=== Direction ===
Give every line again exactly as it appears, please, but not the pictures.

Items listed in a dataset
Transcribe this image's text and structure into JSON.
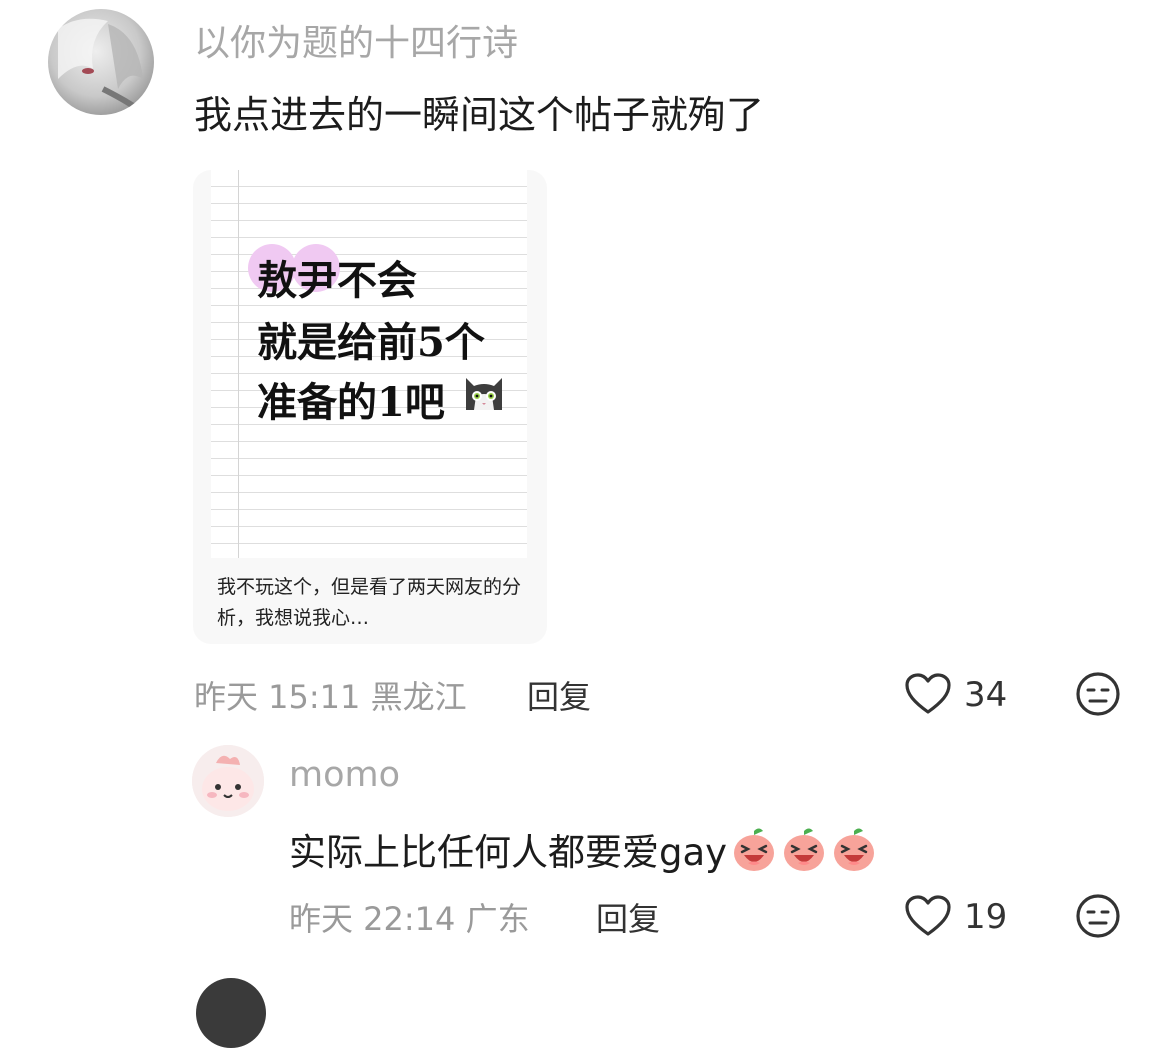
{
  "comment": {
    "username": "以你为题的十四行诗",
    "text": "我点进去的一瞬间这个帖子就殉了",
    "card": {
      "headline_lines": [
        "敖尹不会",
        "就是给前5个",
        "准备的1吧"
      ],
      "snippet": "我不玩这个，但是看了两天网友的分析，我想说我心…"
    },
    "time": "昨天 15:11",
    "location": "黑龙江",
    "reply_label": "回复",
    "likes": "34"
  },
  "reply": {
    "username": "momo",
    "text": "实际上比任何人都要爱gay",
    "emojis": [
      "peach-laugh-emoji",
      "peach-laugh-emoji",
      "peach-laugh-emoji"
    ],
    "time": "昨天 22:14",
    "location": "广东",
    "reply_label": "回复",
    "likes": "19"
  },
  "colors": {
    "muted": "#a7a7a7",
    "text": "#1c1c1c",
    "highlight": "#f0c9f2"
  }
}
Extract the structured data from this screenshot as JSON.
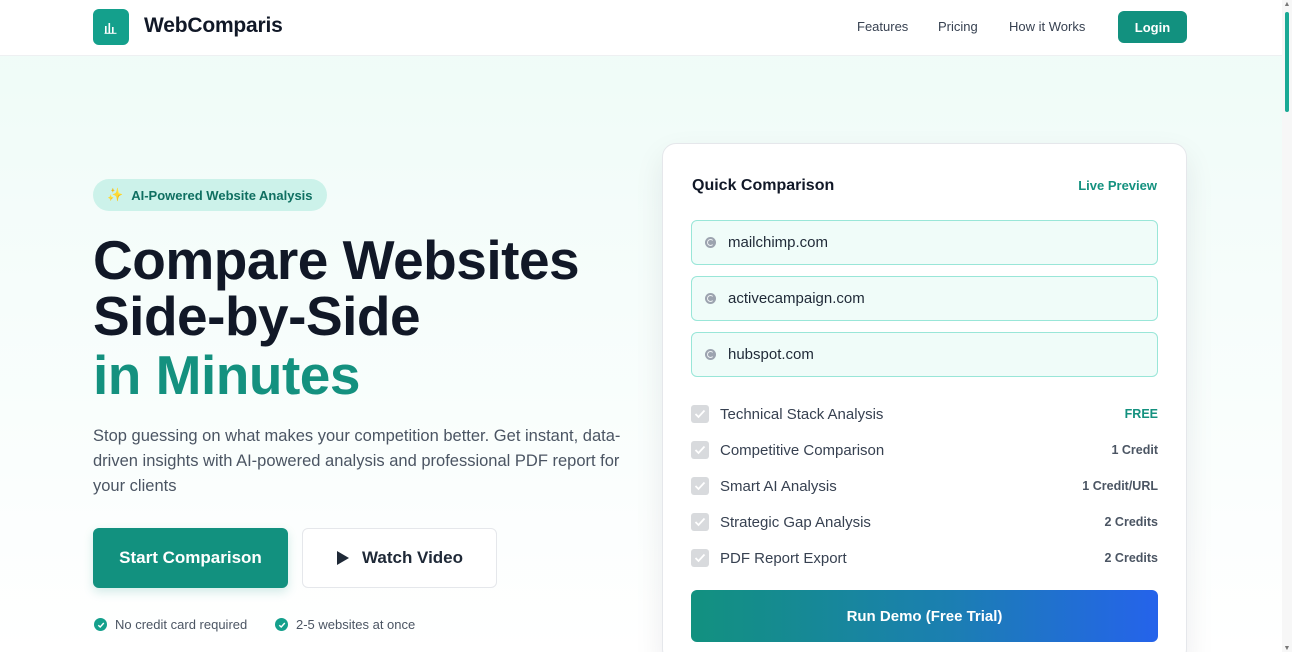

=== Result for this task ===
Transcribe this image's text and structure into JSON.
{
  "comment": {
    "username": "以你为题的十四行诗",
    "text": "我点进去的一瞬间这个帖子就殉了",
    "card": {
      "headline_lines": [
        "敖尹不会",
        "就是给前5个",
        "准备的1吧"
      ],
      "snippet": "我不玩这个，但是看了两天网友的分析，我想说我心…"
    },
    "time": "昨天 15:11",
    "location": "黑龙江",
    "reply_label": "回复",
    "likes": "34"
  },
  "reply": {
    "username": "momo",
    "text": "实际上比任何人都要爱gay",
    "emojis": [
      "peach-laugh-emoji",
      "peach-laugh-emoji",
      "peach-laugh-emoji"
    ],
    "time": "昨天 22:14",
    "location": "广东",
    "reply_label": "回复",
    "likes": "19"
  },
  "colors": {
    "muted": "#a7a7a7",
    "text": "#1c1c1c",
    "highlight": "#f0c9f2"
  }
}
Extract the structured data from this screenshot as JSON.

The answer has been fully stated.